> **WRITTEN TASK**:
Return each line containing "Programa".

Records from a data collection
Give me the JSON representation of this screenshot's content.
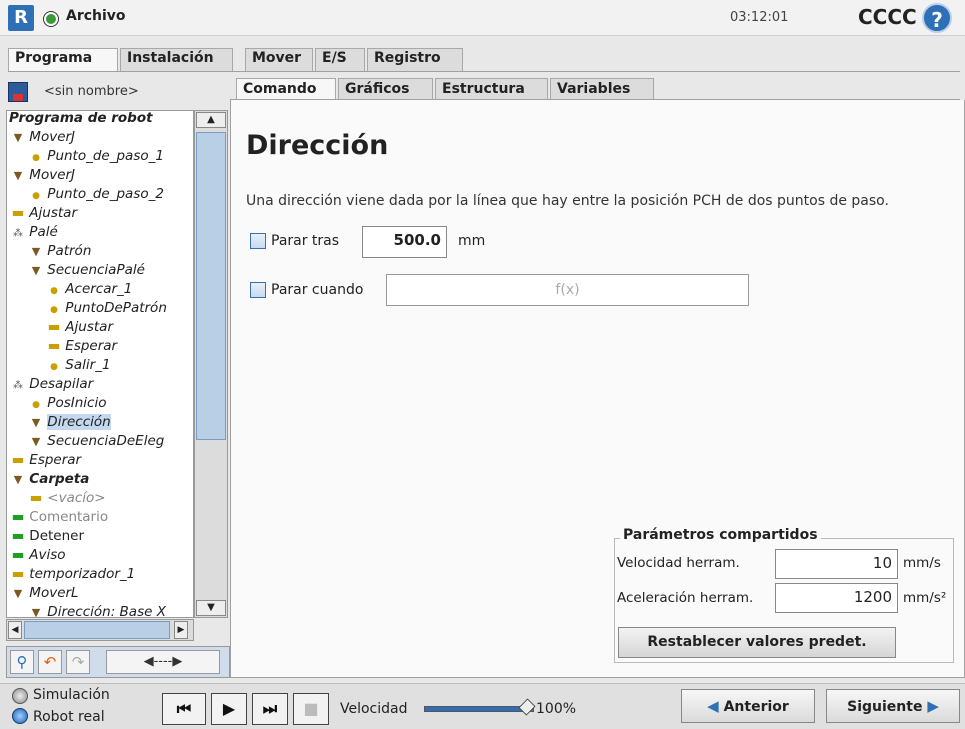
{
  "header": {
    "file_title": "Archivo",
    "clock": "03:12:01",
    "robot_name": "CCCC",
    "help_icon": "?"
  },
  "main_tabs": [
    {
      "label": "Programa",
      "active": true
    },
    {
      "label": "Instalación",
      "active": false
    },
    {
      "label": "Mover",
      "active": false
    },
    {
      "label": "E/S",
      "active": false
    },
    {
      "label": "Registro",
      "active": false
    }
  ],
  "program": {
    "name": "<sin nombre>",
    "tree_root": "Programa de robot",
    "tree": [
      {
        "label": "MoverJ",
        "icon": "triangle",
        "indent": 0
      },
      {
        "label": "Punto_de_paso_1",
        "icon": "dot",
        "indent": 1
      },
      {
        "label": "MoverJ",
        "icon": "triangle",
        "indent": 0
      },
      {
        "label": "Punto_de_paso_2",
        "icon": "dot",
        "indent": 1
      },
      {
        "label": "Ajustar",
        "icon": "bar",
        "indent": 0
      },
      {
        "label": "Palé",
        "icon": "pallet",
        "indent": 0
      },
      {
        "label": "Patrón",
        "icon": "triangle",
        "indent": 1
      },
      {
        "label": "SecuenciaPalé",
        "icon": "triangle",
        "indent": 1
      },
      {
        "label": "Acercar_1",
        "icon": "dot",
        "indent": 2
      },
      {
        "label": "PuntoDePatrón",
        "icon": "dot",
        "indent": 2
      },
      {
        "label": "Ajustar",
        "icon": "bar",
        "indent": 2
      },
      {
        "label": "Esperar",
        "icon": "bar",
        "indent": 2
      },
      {
        "label": "Salir_1",
        "icon": "dot",
        "indent": 2
      },
      {
        "label": "Desapilar",
        "icon": "pallet",
        "indent": 0
      },
      {
        "label": "PosInicio",
        "icon": "dot",
        "indent": 1
      },
      {
        "label": "Dirección",
        "icon": "triangle",
        "indent": 1,
        "selected": true
      },
      {
        "label": "SecuenciaDeEleg",
        "icon": "triangle",
        "indent": 1
      },
      {
        "label": "Esperar",
        "icon": "bar",
        "indent": 0
      },
      {
        "label": "Carpeta",
        "icon": "triangle",
        "indent": 0,
        "bold": true
      },
      {
        "label": "<vacío>",
        "icon": "bar",
        "indent": 1,
        "muted": true
      },
      {
        "label": "Comentario",
        "icon": "green",
        "indent": 0,
        "muted": true,
        "upright": true
      },
      {
        "label": "Detener",
        "icon": "green",
        "indent": 0,
        "upright": true
      },
      {
        "label": "Aviso",
        "icon": "green",
        "indent": 0
      },
      {
        "label": "temporizador_1",
        "icon": "bar",
        "indent": 0
      },
      {
        "label": "MoverL",
        "icon": "triangle",
        "indent": 0
      },
      {
        "label": "Dirección: Base X",
        "icon": "triangle",
        "indent": 1
      }
    ],
    "tools_move_label": "◀----▶"
  },
  "sub_tabs": [
    {
      "label": "Comando",
      "active": true
    },
    {
      "label": "Gráficos",
      "active": false
    },
    {
      "label": "Estructura",
      "active": false
    },
    {
      "label": "Variables",
      "active": false
    }
  ],
  "command": {
    "title": "Dirección",
    "description": "Una dirección viene dada por la línea que hay entre la posición PCH de dos puntos de paso.",
    "stop_after_label": "Parar tras",
    "stop_after_value": "500.0",
    "stop_after_unit": "mm",
    "stop_when_label": "Parar cuando",
    "stop_when_placeholder": "f(x)"
  },
  "shared_params": {
    "title": "Parámetros compartidos",
    "speed_label": "Velocidad herram.",
    "speed_value": "10",
    "speed_unit": "mm/s",
    "accel_label": "Aceleración herram.",
    "accel_value": "1200",
    "accel_unit": "mm/s²",
    "reset_label": "Restablecer valores predet."
  },
  "footer": {
    "sim_label": "Simulación",
    "real_label": "Robot real",
    "speed_label": "Velocidad",
    "speed_pct": "100%",
    "prev_label": "Anterior",
    "next_label": "Siguiente"
  }
}
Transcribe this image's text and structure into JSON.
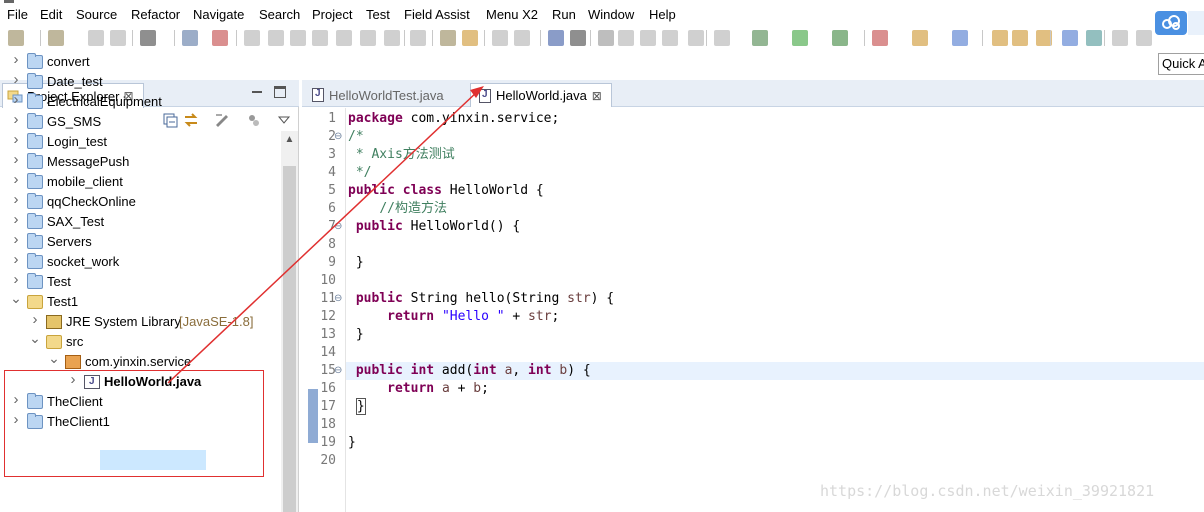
{
  "menubar": {
    "items": [
      "File",
      "Edit",
      "Source",
      "Refactor",
      "Navigate",
      "Search",
      "Project",
      "Test",
      "Field Assist",
      "Menu X2",
      "Run",
      "Window",
      "Help"
    ]
  },
  "toolbar": {
    "quick_access": "Quick A",
    "cloud_button": "cloud-icon"
  },
  "explorer": {
    "title": "Project Explorer",
    "close": "⊠",
    "tree": [
      {
        "label": "convert",
        "icon": "folder-icon",
        "expanded": false
      },
      {
        "label": "Date_test",
        "icon": "project-icon",
        "expanded": false
      },
      {
        "label": "ElectricalEquipment",
        "icon": "folder-icon",
        "expanded": false
      },
      {
        "label": "GS_SMS",
        "icon": "folder-icon",
        "expanded": false
      },
      {
        "label": "Login_test",
        "icon": "folder-icon",
        "expanded": false
      },
      {
        "label": "MessagePush",
        "icon": "folder-icon",
        "expanded": false
      },
      {
        "label": "mobile_client",
        "icon": "folder-icon",
        "expanded": false
      },
      {
        "label": "qqCheckOnline",
        "icon": "project-icon",
        "expanded": false
      },
      {
        "label": "SAX_Test",
        "icon": "folder-icon",
        "expanded": false
      },
      {
        "label": "Servers",
        "icon": "folder-icon",
        "expanded": false
      },
      {
        "label": "socket_work",
        "icon": "folder-icon",
        "expanded": false
      },
      {
        "label": "Test",
        "icon": "project-icon",
        "expanded": false
      },
      {
        "label": "Test1",
        "icon": "project-open-icon",
        "expanded": true
      },
      {
        "label": "JRE System Library",
        "decoration": "[JavaSE-1.8]",
        "icon": "library-icon",
        "expanded": false
      },
      {
        "label": "src",
        "icon": "source-folder-icon",
        "expanded": true
      },
      {
        "label": "com.yinxin.service",
        "icon": "package-icon",
        "expanded": true
      },
      {
        "label": "HelloWorld.java",
        "icon": "java-file-icon",
        "expanded": false,
        "selected": true
      },
      {
        "label": "TheClient",
        "icon": "project-icon",
        "expanded": false
      },
      {
        "label": "TheClient1",
        "icon": "project-icon",
        "expanded": false
      }
    ]
  },
  "editor": {
    "tabs": [
      {
        "label": "HelloWorldTest.java",
        "active": false
      },
      {
        "label": "HelloWorld.java",
        "active": true,
        "close": "⊠"
      }
    ],
    "lines": [
      {
        "n": "1",
        "html": "<span class='kw'>package</span> com.yinxin.service;"
      },
      {
        "n": "2",
        "fold": "⊖",
        "html": "<span class='cm'>/*</span>"
      },
      {
        "n": "3",
        "html": "<span class='cm'> * Axis方法测试</span>"
      },
      {
        "n": "4",
        "html": "<span class='cm'> */</span>"
      },
      {
        "n": "5",
        "html": "<span class='kw'>public</span> <span class='kw'>class</span> HelloWorld {"
      },
      {
        "n": "6",
        "html": "    <span class='cm'>//构造方法</span>"
      },
      {
        "n": "7",
        "fold": "⊖",
        "html": " <span class='kw'>public</span> HelloWorld() {"
      },
      {
        "n": "8",
        "html": ""
      },
      {
        "n": "9",
        "html": " }"
      },
      {
        "n": "10",
        "html": ""
      },
      {
        "n": "11",
        "fold": "⊖",
        "html": " <span class='kw'>public</span> String hello(String <span class='par'>str</span>) {"
      },
      {
        "n": "12",
        "html": "     <span class='kw'>return</span> <span class='str'>\"Hello \"</span> + <span class='par'>str</span>;"
      },
      {
        "n": "13",
        "html": " }"
      },
      {
        "n": "14",
        "html": ""
      },
      {
        "n": "15",
        "fold": "⊖",
        "html": " <span class='kw'>public</span> <span class='kw'>int</span> add(<span class='kw'>int</span> <span class='par'>a</span>, <span class='kw'>int</span> <span class='par'>b</span>) {"
      },
      {
        "n": "16",
        "html": "     <span class='kw'>return</span> <span class='par'>a</span> + <span class='par'>b</span>;"
      },
      {
        "n": "17",
        "html": " <span class='brk'>}</span>"
      },
      {
        "n": "18",
        "html": ""
      },
      {
        "n": "19",
        "html": "}"
      },
      {
        "n": "20",
        "html": ""
      }
    ]
  },
  "watermark": "https://blog.csdn.net/weixin_39921821"
}
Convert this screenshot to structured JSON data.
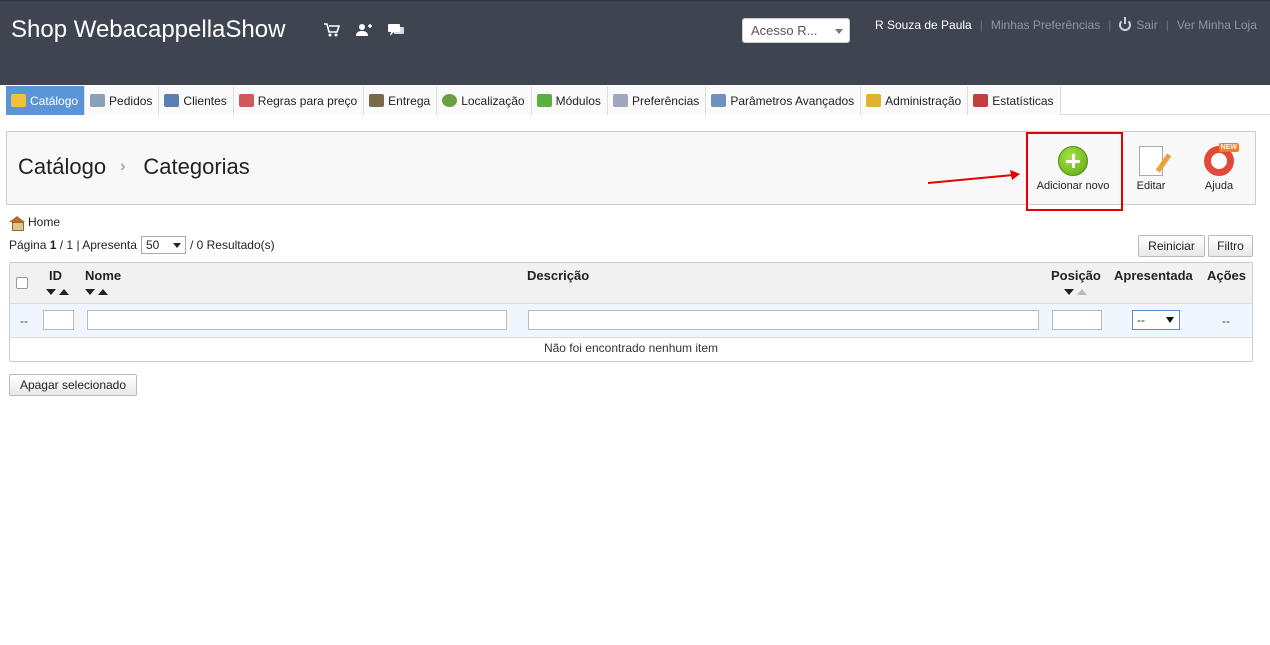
{
  "header": {
    "shop_title": "Shop WebacappellaShow",
    "access_select": "Acesso R...",
    "user_name": "R Souza de Paula",
    "preferences_link": "Minhas Preferências",
    "logout_link": "Sair",
    "view_store_link": "Ver Minha Loja"
  },
  "tabs": [
    {
      "label": "Catálogo",
      "color": "#f0c040"
    },
    {
      "label": "Pedidos",
      "color": "#8aa0b8"
    },
    {
      "label": "Clientes",
      "color": "#5a7fb0"
    },
    {
      "label": "Regras para preço",
      "color": "#d05a5a"
    },
    {
      "label": "Entrega",
      "color": "#7a6a4a"
    },
    {
      "label": "Localização",
      "color": "#6aa040"
    },
    {
      "label": "Módulos",
      "color": "#5ab040"
    },
    {
      "label": "Preferências",
      "color": "#a0a8c0"
    },
    {
      "label": "Parâmetros Avançados",
      "color": "#7090c0"
    },
    {
      "label": "Administração",
      "color": "#e0b030"
    },
    {
      "label": "Estatísticas",
      "color": "#c04040"
    }
  ],
  "breadcrumb": {
    "section": "Catálogo",
    "page": "Categorias"
  },
  "toolbar": {
    "add_label": "Adicionar novo",
    "edit_label": "Editar",
    "help_label": "Ajuda",
    "help_badge": "NEW"
  },
  "nav": {
    "home": "Home"
  },
  "paging": {
    "page_word": "Página",
    "current": "1",
    "total": "/ 1",
    "show_word": "| Apresenta",
    "per_page": "50",
    "results": "/ 0 Resultado(s)"
  },
  "buttons": {
    "reset": "Reiniciar",
    "filter": "Filtro",
    "delete_selected": "Apagar selecionado"
  },
  "table": {
    "columns": {
      "id": "ID",
      "name": "Nome",
      "description": "Descrição",
      "position": "Posição",
      "displayed": "Apresentada",
      "actions": "Ações"
    },
    "filter_dash_left": "--",
    "filter_displayed_value": "--",
    "filter_dash_right": "--",
    "empty_message": "Não foi encontrado nenhum item"
  }
}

> **TASK SOLUTION**:
      "label": "Programa",
    "tree_root": "Programa de robot",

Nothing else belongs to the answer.